- [WHAT IS REQUIRED]: Without the images, write out all of the following entries exactly.

(Data excerpts)
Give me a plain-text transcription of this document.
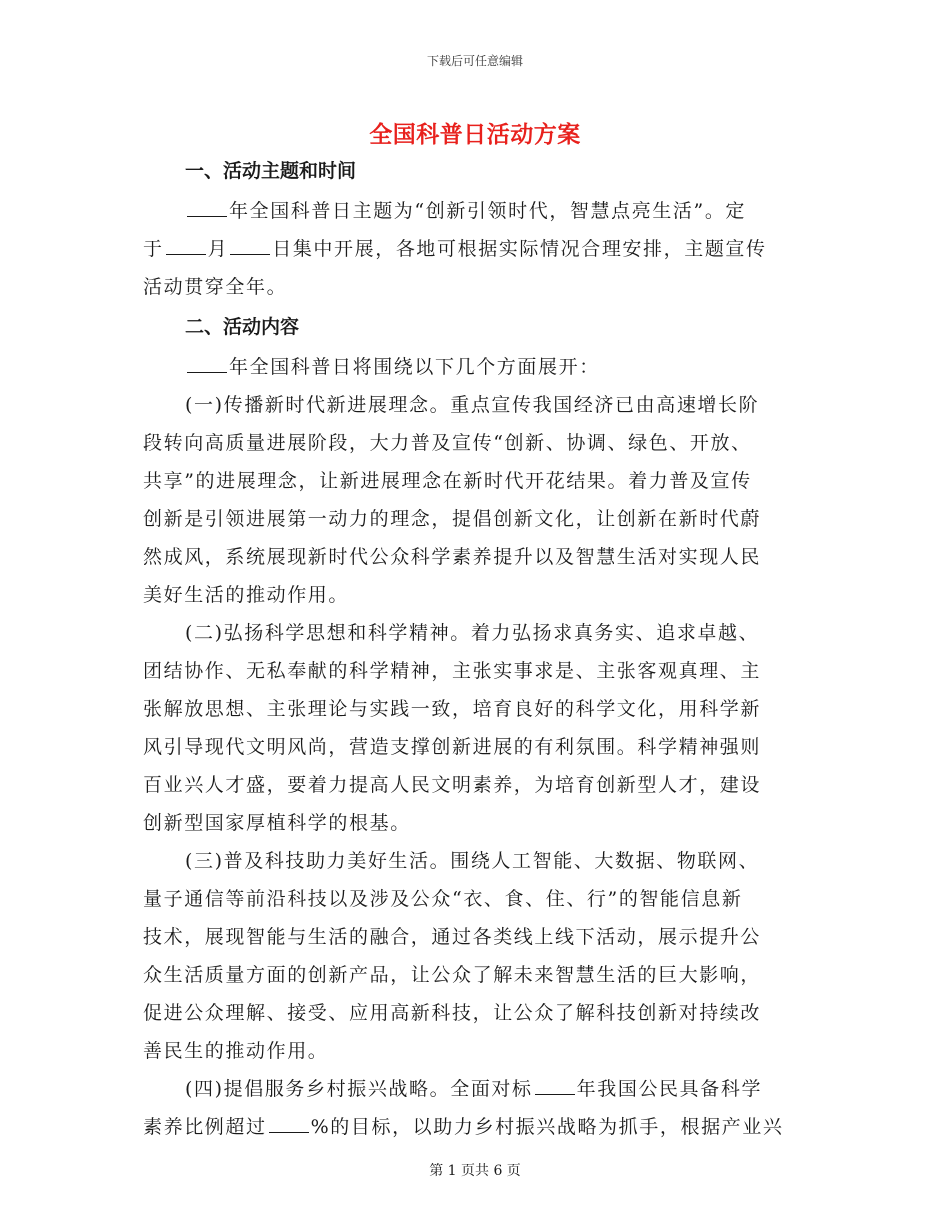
下载后可任意编辑
全国科普日活动方案
一、活动主题和时间
年全国科普日主题为“创新引领时代，智慧点亮生活”。定
于 月 日集中开展，各地可根据实际情况合理安排，主题宣传
活动贯穿全年。
二、活动内容
年全国科普日将围绕以下几个方面展开：
(一)传播新时代新进展理念。重点宣传我国经济已由高速增长阶
段转向高质量进展阶段，大力普及宣传“创新、协调、绿色、开放、
共享”的进展理念，让新进展理念在新时代开花结果。着力普及宣传
创新是引领进展第一动力的理念，提倡创新文化，让创新在新时代蔚
然成风，系统展现新时代公众科学素养提升以及智慧生活对实现人民
美好生活的推动作用。
(二)弘扬科学思想和科学精神。着力弘扬求真务实、追求卓越、
团结协作、无私奉献的科学精神，主张实事求是、主张客观真理、主
张解放思想、主张理论与实践一致，培育良好的科学文化，用科学新
风引导现代文明风尚，营造支撑创新进展的有利氛围。科学精神强则
百业兴人才盛，要着力提高人民文明素养，为培育创新型人才，建设
创新型国家厚植科学的根基。
(三)普及科技助力美好生活。围绕人工智能、大数据、物联网、
量子通信等前沿科技以及涉及公众“衣、食、住、行”的智能信息新
技术，展现智能与生活的融合，通过各类线上线下活动，展示提升公
众生活质量方面的创新产品，让公众了解未来智慧生活的巨大影响，
促进公众理解、接受、应用高新科技，让公众了解科技创新对持续改
善民生的推动作用。
(四)提倡服务乡村振兴战略。全面对标 年我国公民具备科学
素养比例超过 %的目标，以助力乡村振兴战略为抓手，根据产业兴
第 1 页共 6 页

- [SOLUTION TO THIS EXERCISE]:
Give me a plain-text transcription of this document.
下载后可任意编辑
全国科普日活动方案
一、活动主题和时间
年全国科普日主题为“创新引领时代，智慧点亮生活”。定
于 月 日集中开展，各地可根据实际情况合理安排，主题宣传
活动贯穿全年。
二、活动内容
年全国科普日将围绕以下几个方面展开：
(一)传播新时代新进展理念。重点宣传我国经济已由高速增长阶
段转向高质量进展阶段，大力普及宣传“创新、协调、绿色、开放、
共享”的进展理念，让新进展理念在新时代开花结果。着力普及宣传
创新是引领进展第一动力的理念，提倡创新文化，让创新在新时代蔚
然成风，系统展现新时代公众科学素养提升以及智慧生活对实现人民
美好生活的推动作用。
(二)弘扬科学思想和科学精神。着力弘扬求真务实、追求卓越、
团结协作、无私奉献的科学精神，主张实事求是、主张客观真理、主
张解放思想、主张理论与实践一致，培育良好的科学文化，用科学新
风引导现代文明风尚，营造支撑创新进展的有利氛围。科学精神强则
百业兴人才盛，要着力提高人民文明素养，为培育创新型人才，建设
创新型国家厚植科学的根基。
(三)普及科技助力美好生活。围绕人工智能、大数据、物联网、
量子通信等前沿科技以及涉及公众“衣、食、住、行”的智能信息新
技术，展现智能与生活的融合，通过各类线上线下活动，展示提升公
众生活质量方面的创新产品，让公众了解未来智慧生活的巨大影响，
促进公众理解、接受、应用高新科技，让公众了解科技创新对持续改
善民生的推动作用。
(四)提倡服务乡村振兴战略。全面对标 年我国公民具备科学
素养比例超过 %的目标，以助力乡村振兴战略为抓手，根据产业兴
第 1 页共 6 页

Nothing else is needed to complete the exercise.